Set down the records once more, please, exactly and with the pictures left out.

Start of Data records

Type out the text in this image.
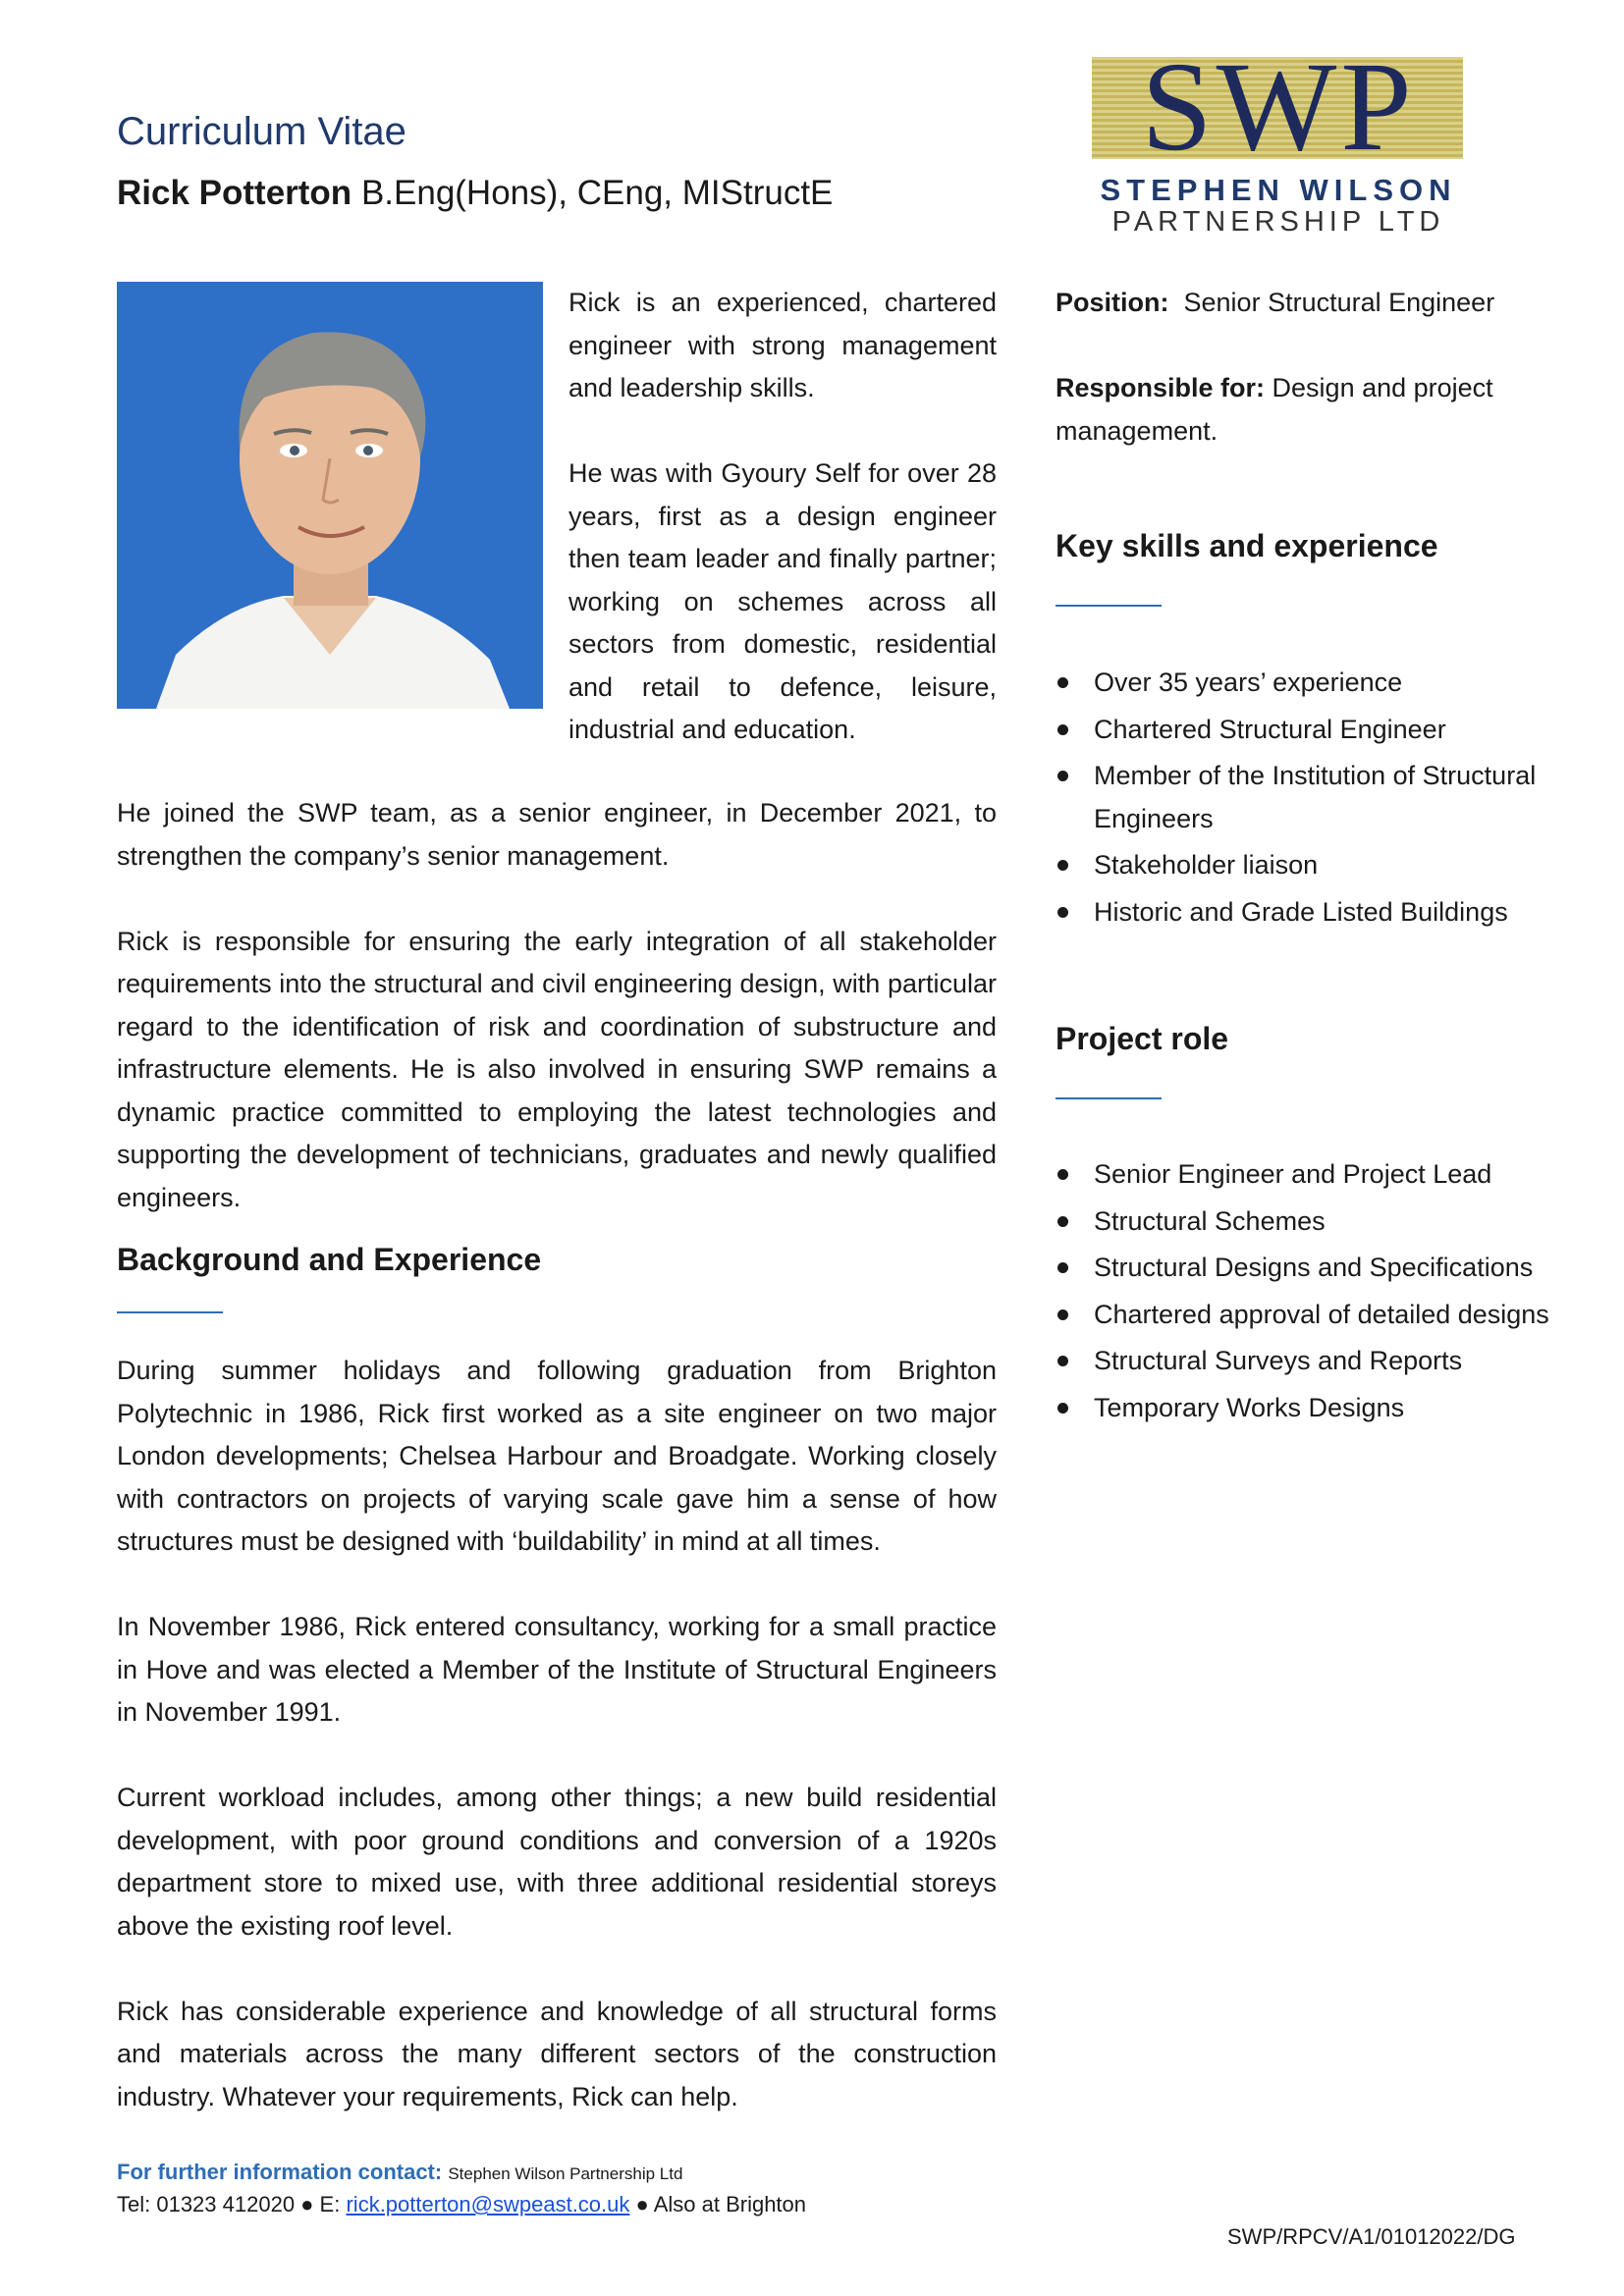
Curriculum Vitae
Rick Potterton B.Eng(Hons), CEng, MIStructE
SWP
STEPHEN WILSON
PARTNERSHIP LTD

Rick is an experienced, chartered engineer with strong management and leadership skills.

He was with Gyoury Self for over 28 years, first as a design engineer then team leader and finally partner; working on schemes across all sectors from domestic, residential and retail to defence, leisure, industrial and education.

He joined the SWP team, as a senior engineer, in December 2021, to strengthen the company’s senior management.

Rick is responsible for ensuring the early integration of all stakeholder requirements into the structural and civil engineering design, with particular regard to the identification of risk and coordination of substructure and infrastructure elements. He is also involved in ensuring SWP remains a dynamic practice committed to employing the latest technologies and supporting the development of technicians, graduates and newly qualified engineers.

Background and Experience

During summer holidays and following graduation from Brighton Polytechnic in 1986, Rick first worked as a site engineer on two major London developments; Chelsea Harbour and Broadgate. Working closely with contractors on projects of varying scale gave him a sense of how structures must be designed with ‘buildability’ in mind at all times.

In November 1986, Rick entered consultancy, working for a small practice in Hove and was elected a Member of the Institute of Structural Engineers in November 1991.

Current workload includes, among other things; a new build residential development, with poor ground conditions and conversion of a 1920s department store to mixed use, with three additional residential storeys above the existing roof level.

Rick has considerable experience and knowledge of all structural forms and materials across the many different sectors of the construction industry. Whatever your requirements, Rick can help.

Position: Senior Structural Engineer
Responsible for: Design and project management.
Key skills and experience
Over 35 years’ experience
Chartered Structural Engineer
Member of the Institution of Structural Engineers
Stakeholder liaison
Historic and Grade Listed Buildings
Project role
Senior Engineer and Project Lead
Structural Schemes
Structural Designs and Specifications
Chartered approval of detailed designs
Structural Surveys and Reports
Temporary Works Designs
For further information contact: Stephen Wilson Partnership Ltd
Tel: 01323 412020 ● E: rick.potterton@swpeast.co.uk ● Also at Brighton
SWP/RPCV/A1/01012022/DG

End of Data records

Problem solution:
Type out the text in this image.
Curriculum Vitae
Rick Potterton B.Eng(Hons), CEng, MIStructE
SWP
STEPHEN WILSON
PARTNERSHIP LTD

Rick is an experienced, chartered engineer with strong management and leadership skills.

He was with Gyoury Self for over 28 years, first as a design engineer then team leader and finally partner; working on schemes across all sectors from domestic, residential and retail to defence, leisure, industrial and education.

He joined the SWP team, as a senior engineer, in December 2021, to strengthen the company’s senior management.

Rick is responsible for ensuring the early integration of all stakeholder requirements into the structural and civil engineering design, with particular regard to the identification of risk and coordination of substructure and infrastructure elements. He is also involved in ensuring SWP remains a dynamic practice committed to employing the latest technologies and supporting the development of technicians, graduates and newly qualified engineers.

Background and Experience

During summer holidays and following graduation from Brighton Polytechnic in 1986, Rick first worked as a site engineer on two major London developments; Chelsea Harbour and Broadgate. Working closely with contractors on projects of varying scale gave him a sense of how structures must be designed with ‘buildability’ in mind at all times.

In November 1986, Rick entered consultancy, working for a small practice in Hove and was elected a Member of the Institute of Structural Engineers in November 1991.

Current workload includes, among other things; a new build residential development, with poor ground conditions and conversion of a 1920s department store to mixed use, with three additional residential storeys above the existing roof level.

Rick has considerable experience and knowledge of all structural forms and materials across the many different sectors of the construction industry. Whatever your requirements, Rick can help.

Position: Senior Structural Engineer
Responsible for: Design and project management.
Key skills and experience
Over 35 years’ experience
Chartered Structural Engineer
Member of the Institution of Structural Engineers
Stakeholder liaison
Historic and Grade Listed Buildings
Project role
Senior Engineer and Project Lead
Structural Schemes
Structural Designs and Specifications
Chartered approval of detailed designs
Structural Surveys and Reports
Temporary Works Designs
For further information contact: Stephen Wilson Partnership Ltd
Tel: 01323 412020 ● E: rick.potterton@swpeast.co.uk ● Also at Brighton
SWP/RPCV/A1/01012022/DG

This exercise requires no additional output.